• [DATA FOR THIS TASK]:
+===+

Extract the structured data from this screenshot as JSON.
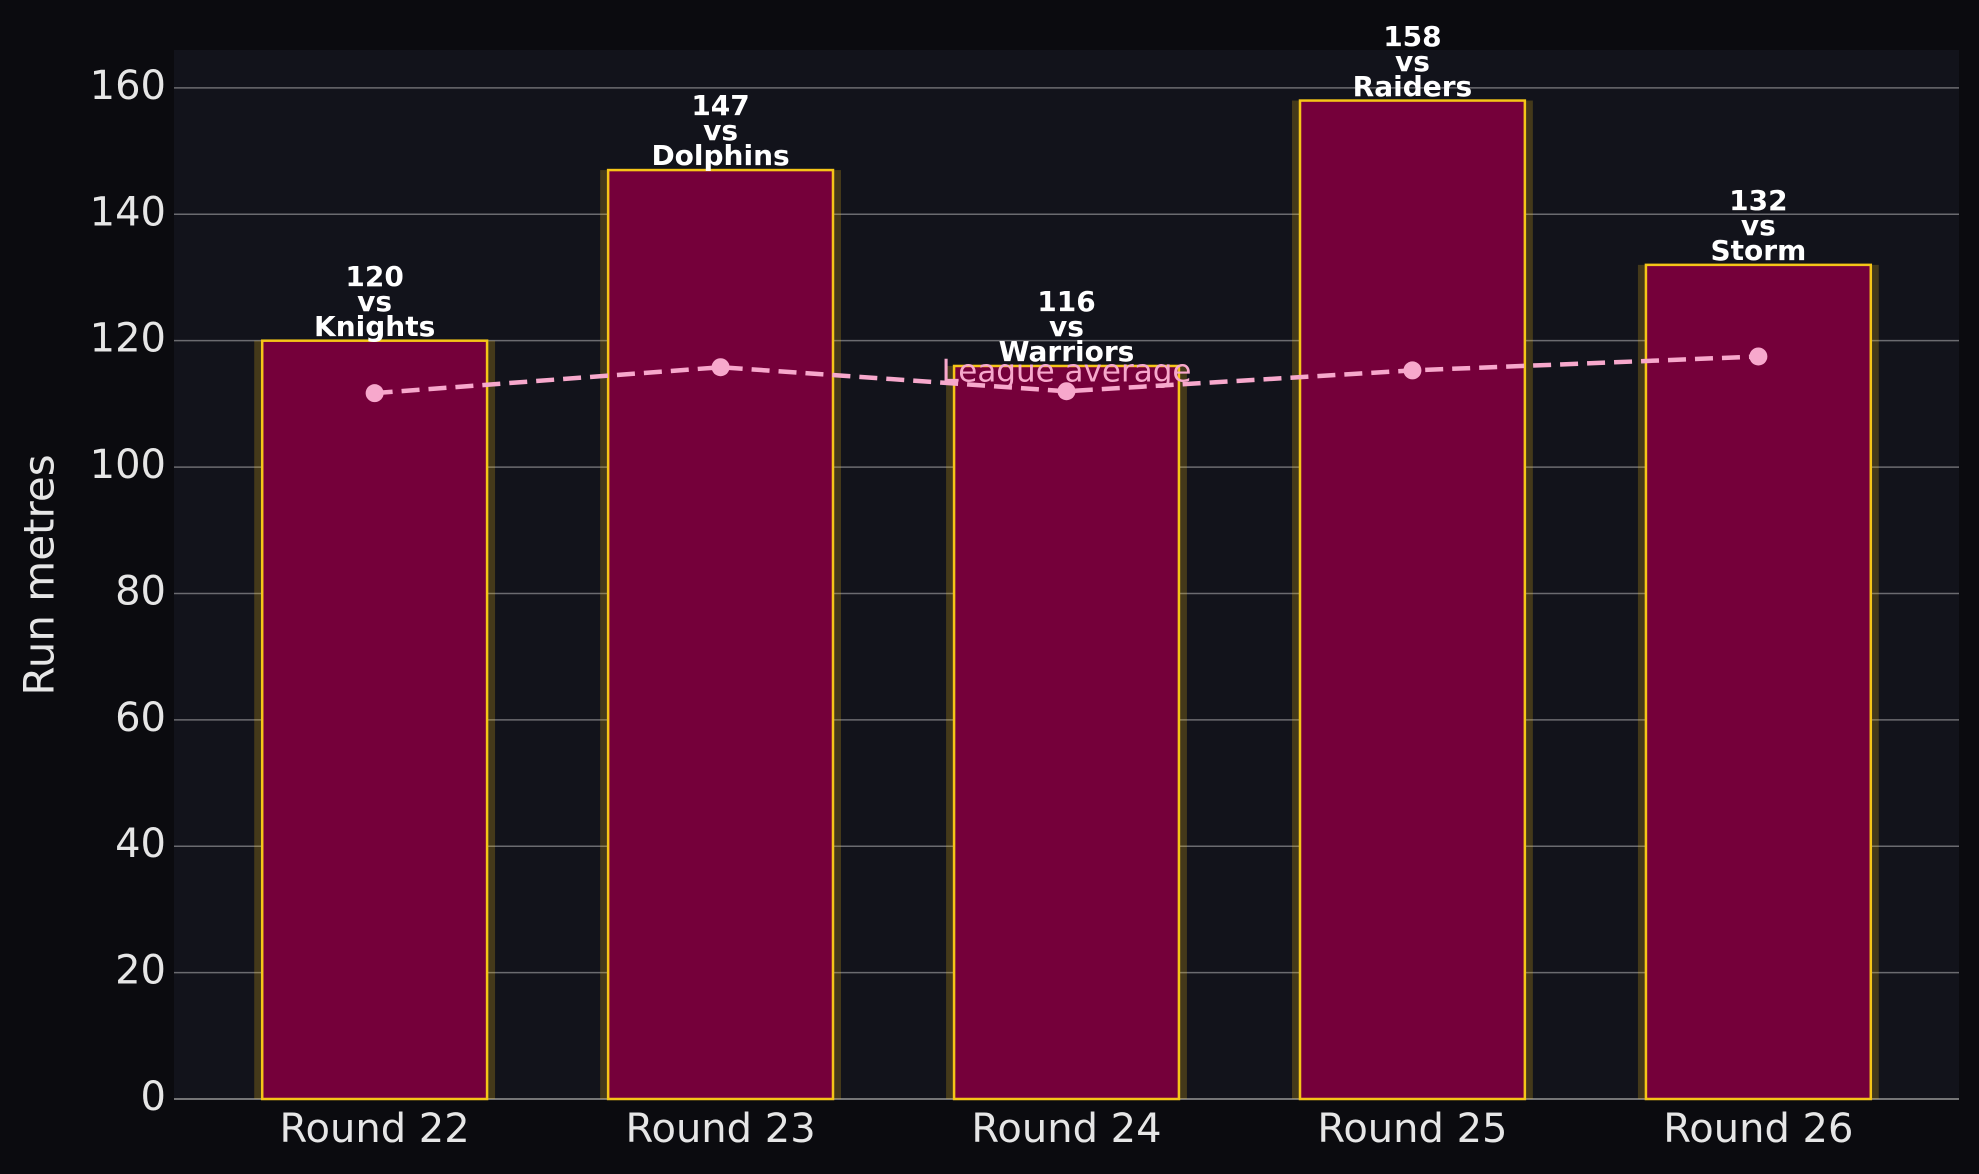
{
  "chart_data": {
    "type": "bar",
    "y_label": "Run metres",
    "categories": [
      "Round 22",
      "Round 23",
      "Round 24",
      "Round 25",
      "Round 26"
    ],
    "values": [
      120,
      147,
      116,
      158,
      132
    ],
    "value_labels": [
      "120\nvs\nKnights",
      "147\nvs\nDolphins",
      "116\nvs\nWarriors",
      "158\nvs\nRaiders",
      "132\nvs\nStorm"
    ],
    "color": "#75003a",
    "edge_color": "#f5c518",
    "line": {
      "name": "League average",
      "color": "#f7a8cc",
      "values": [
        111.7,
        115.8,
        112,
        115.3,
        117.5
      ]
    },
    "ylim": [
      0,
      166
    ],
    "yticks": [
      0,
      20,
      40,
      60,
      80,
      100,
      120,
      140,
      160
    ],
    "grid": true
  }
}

+===+

• [WHAT TO PRODUCE]: Copy the data word for word. Pictures do not go in the copy.

• [CORRECT ANSWER]:
Extract the structured data from this screenshot as JSON.
{
  "chart_data": {
    "type": "bar",
    "y_label": "Run metres",
    "categories": [
      "Round 22",
      "Round 23",
      "Round 24",
      "Round 25",
      "Round 26"
    ],
    "values": [
      120,
      147,
      116,
      158,
      132
    ],
    "value_labels": [
      "120\nvs\nKnights",
      "147\nvs\nDolphins",
      "116\nvs\nWarriors",
      "158\nvs\nRaiders",
      "132\nvs\nStorm"
    ],
    "color": "#75003a",
    "edge_color": "#f5c518",
    "line": {
      "name": "League average",
      "color": "#f7a8cc",
      "values": [
        111.7,
        115.8,
        112,
        115.3,
        117.5
      ]
    },
    "ylim": [
      0,
      166
    ],
    "yticks": [
      0,
      20,
      40,
      60,
      80,
      100,
      120,
      140,
      160
    ],
    "grid": true
  }
}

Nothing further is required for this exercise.